---- EXCERPT PROVIDED
FBI Faces Court Ruling After Taking Millions From Safety Deposit Boxes

An appeals court panel will soon decide whether the actions of FBI agents violated people’s rights under the Fourth Amendment.

On Thursday, oral arguments were held in front of the 9th Circuit Court of Appeals panel of judges about a case in which FBI agents raided people’s safety deposit boxes.

The incident in question stems from a case in which a business in Beverly Hills was facing accusations of money laundering. During the investigation, FBI agents perused through safety deposit boxes that they seized, cataloging lots of cash and expensive jewelry and watches.

The problem, though, was that the owners of a lot of the safety deposit boxes never were accused of committing a crime.

Rob Johnson, a senior attorney for the Institute for Justice, spoke with Fox News this week, saying he was “extremely optimistic” regarding the upcoming decision by the panel. He said:
“I think the public sees this and recognizes that this is just a total abuse of people’s constitutional rights.”
--------
---- STORED DATA
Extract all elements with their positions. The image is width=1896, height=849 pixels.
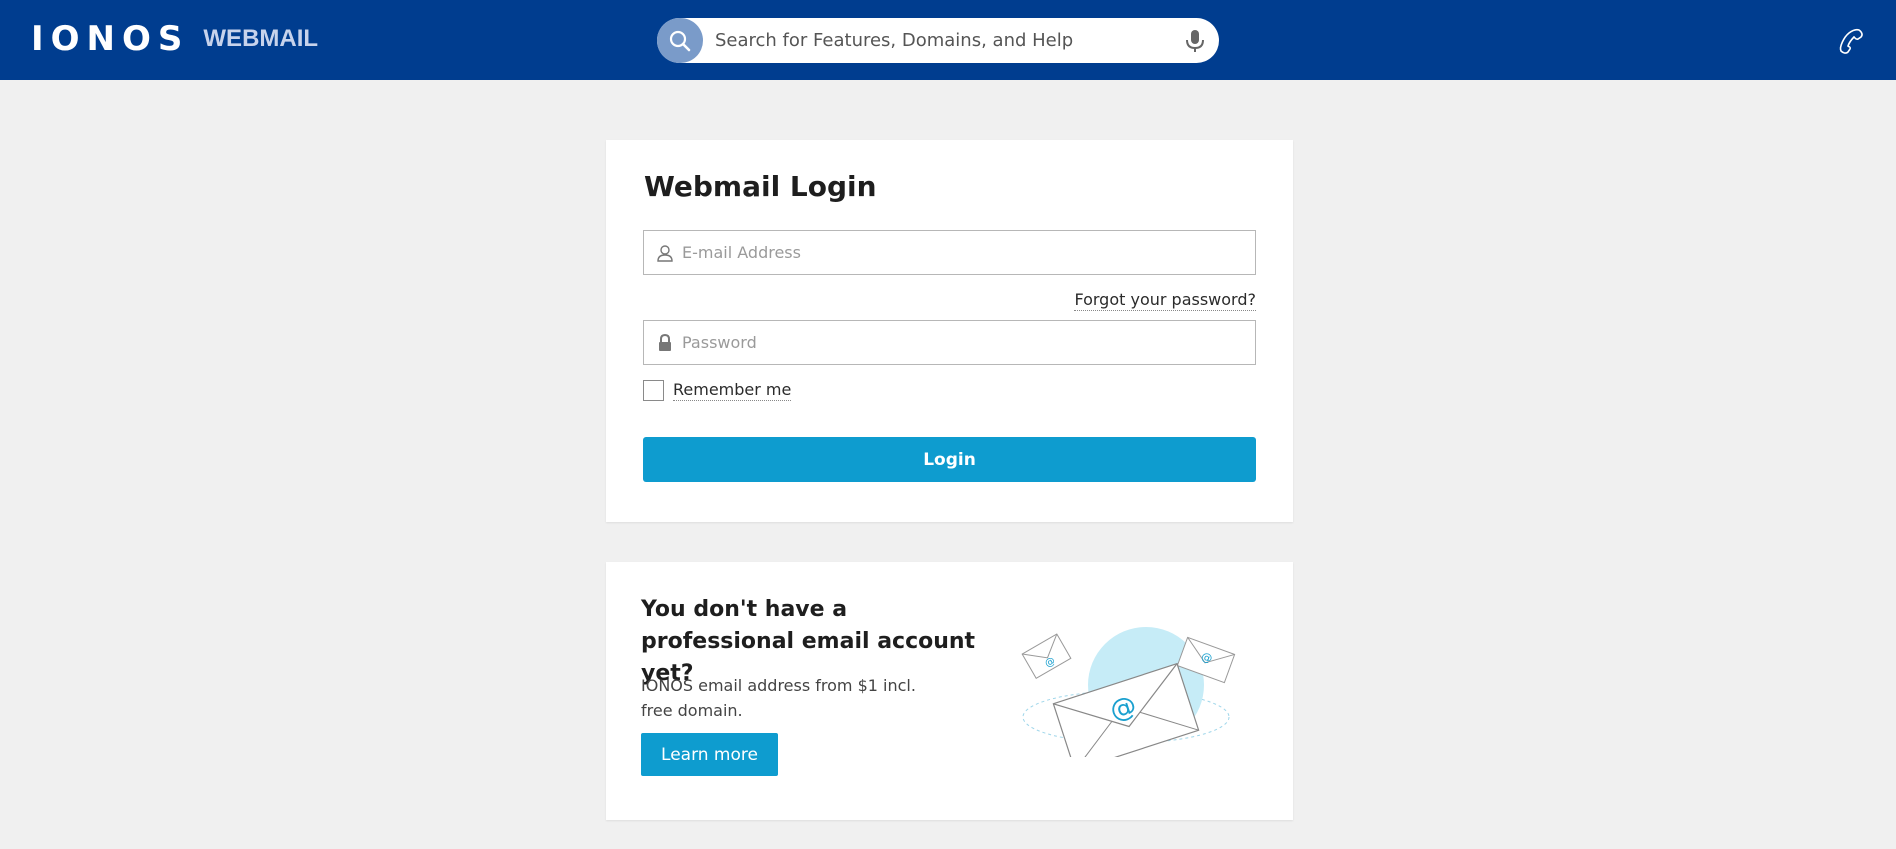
--------
▶ [AIM OF THE TASK]: Copy the article on the FBI safety deposit box case, starting with "FBI Faces Court" and going on through "safety deposit boxes.", with "Fourth Amendment" replaced by "4th Amendment".

▶ [RESULT FOR THIS EXERCISE]:
FBI Faces Court Ruling After Taking Millions From Safety Deposit Boxes

An appeals court panel will soon decide whether the actions of FBI agents violated people’s rights under the 4th Amendment.

On Thursday, oral arguments were held in front of the 9th Circuit Court of Appeals panel of judges about a case in which FBI agents raided people’s safety deposit boxes.